Data records
## begin

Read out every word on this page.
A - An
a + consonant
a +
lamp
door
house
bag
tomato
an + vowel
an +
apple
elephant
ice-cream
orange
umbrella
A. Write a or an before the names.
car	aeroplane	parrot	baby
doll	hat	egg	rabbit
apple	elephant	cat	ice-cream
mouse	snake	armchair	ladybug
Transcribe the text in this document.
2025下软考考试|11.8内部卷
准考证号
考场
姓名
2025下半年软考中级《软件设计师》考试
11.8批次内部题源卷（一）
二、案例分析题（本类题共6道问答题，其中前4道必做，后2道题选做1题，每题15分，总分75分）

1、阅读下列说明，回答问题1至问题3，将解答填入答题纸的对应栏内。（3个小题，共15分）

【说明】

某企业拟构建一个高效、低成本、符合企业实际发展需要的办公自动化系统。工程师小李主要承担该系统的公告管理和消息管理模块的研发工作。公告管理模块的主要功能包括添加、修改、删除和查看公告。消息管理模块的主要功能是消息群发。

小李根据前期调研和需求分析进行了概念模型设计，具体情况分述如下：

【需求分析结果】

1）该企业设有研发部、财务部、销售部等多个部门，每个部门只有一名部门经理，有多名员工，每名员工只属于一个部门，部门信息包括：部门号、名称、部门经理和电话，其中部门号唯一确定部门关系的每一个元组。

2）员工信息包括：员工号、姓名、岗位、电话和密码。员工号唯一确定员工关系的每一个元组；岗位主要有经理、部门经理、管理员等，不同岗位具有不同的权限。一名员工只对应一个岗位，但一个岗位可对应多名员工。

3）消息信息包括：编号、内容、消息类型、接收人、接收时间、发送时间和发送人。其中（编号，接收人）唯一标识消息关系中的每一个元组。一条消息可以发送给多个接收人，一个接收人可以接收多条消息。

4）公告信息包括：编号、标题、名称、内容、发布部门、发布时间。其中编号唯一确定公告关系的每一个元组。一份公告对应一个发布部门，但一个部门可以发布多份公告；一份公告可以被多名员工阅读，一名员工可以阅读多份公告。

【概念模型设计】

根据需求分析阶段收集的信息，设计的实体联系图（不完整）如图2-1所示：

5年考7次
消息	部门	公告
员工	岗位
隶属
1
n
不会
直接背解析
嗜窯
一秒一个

## end

**Required work**. Identify and copy all lines with the word "elephant".

**Task output**.
elephant
apple	elephant	cat	ice-cream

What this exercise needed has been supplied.